■ **ENTRIES**:
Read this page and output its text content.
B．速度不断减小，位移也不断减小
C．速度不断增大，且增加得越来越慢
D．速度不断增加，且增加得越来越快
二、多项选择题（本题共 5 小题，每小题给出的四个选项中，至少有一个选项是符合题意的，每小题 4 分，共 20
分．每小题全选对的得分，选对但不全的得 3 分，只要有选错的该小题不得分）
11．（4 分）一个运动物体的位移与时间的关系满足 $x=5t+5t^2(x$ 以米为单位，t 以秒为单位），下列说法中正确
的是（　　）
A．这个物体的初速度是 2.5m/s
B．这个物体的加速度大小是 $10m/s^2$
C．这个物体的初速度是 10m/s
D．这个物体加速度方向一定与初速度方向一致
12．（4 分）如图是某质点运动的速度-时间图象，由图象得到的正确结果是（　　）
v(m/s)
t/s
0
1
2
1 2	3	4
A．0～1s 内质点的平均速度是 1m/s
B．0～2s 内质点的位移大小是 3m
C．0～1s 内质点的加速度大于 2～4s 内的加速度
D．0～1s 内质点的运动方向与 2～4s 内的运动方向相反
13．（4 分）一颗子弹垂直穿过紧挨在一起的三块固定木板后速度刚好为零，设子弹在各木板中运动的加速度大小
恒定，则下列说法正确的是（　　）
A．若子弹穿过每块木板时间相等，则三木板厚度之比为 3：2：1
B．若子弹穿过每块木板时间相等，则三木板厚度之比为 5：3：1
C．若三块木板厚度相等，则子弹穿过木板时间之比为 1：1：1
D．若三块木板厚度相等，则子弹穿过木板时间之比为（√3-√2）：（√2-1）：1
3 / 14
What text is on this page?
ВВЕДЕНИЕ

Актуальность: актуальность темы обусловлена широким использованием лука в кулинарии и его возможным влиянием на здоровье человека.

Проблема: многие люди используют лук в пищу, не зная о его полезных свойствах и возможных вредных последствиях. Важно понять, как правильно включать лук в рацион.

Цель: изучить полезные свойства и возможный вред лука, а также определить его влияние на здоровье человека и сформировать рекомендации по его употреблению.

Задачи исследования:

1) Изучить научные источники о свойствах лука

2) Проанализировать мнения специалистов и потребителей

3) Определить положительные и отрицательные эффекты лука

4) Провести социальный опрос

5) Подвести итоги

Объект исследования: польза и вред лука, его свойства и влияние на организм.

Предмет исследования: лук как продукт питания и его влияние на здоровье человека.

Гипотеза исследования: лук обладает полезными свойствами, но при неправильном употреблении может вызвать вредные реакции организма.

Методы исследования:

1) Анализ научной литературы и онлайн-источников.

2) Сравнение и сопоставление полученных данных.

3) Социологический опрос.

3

■ **TO DO**: Your answer should consist only of the lines from the one with "What text is on this page?" through the end of the data above, reproduced exactly.

■ **THE SOLUTION**:
What text is on this page?
ВВЕДЕНИЕ

Актуальность: актуальность темы обусловлена широким использованием лука в кулинарии и его возможным влиянием на здоровье человека.

Проблема: многие люди используют лук в пищу, не зная о его полезных свойствах и возможных вредных последствиях. Важно понять, как правильно включать лук в рацион.

Цель: изучить полезные свойства и возможный вред лука, а также определить его влияние на здоровье человека и сформировать рекомендации по его употреблению.

Задачи исследования:

1) Изучить научные источники о свойствах лука

2) Проанализировать мнения специалистов и потребителей

3) Определить положительные и отрицательные эффекты лука

4) Провести социальный опрос

5) Подвести итоги

Объект исследования: польза и вред лука, его свойства и влияние на организм.

Предмет исследования: лук как продукт питания и его влияние на здоровье человека.

Гипотеза исследования: лук обладает полезными свойствами, но при неправильном употреблении может вызвать вредные реакции организма.

Методы исследования:

1) Анализ научной литературы и онлайн-источников.

2) Сравнение и сопоставление полученных данных.

3) Социологический опрос.

3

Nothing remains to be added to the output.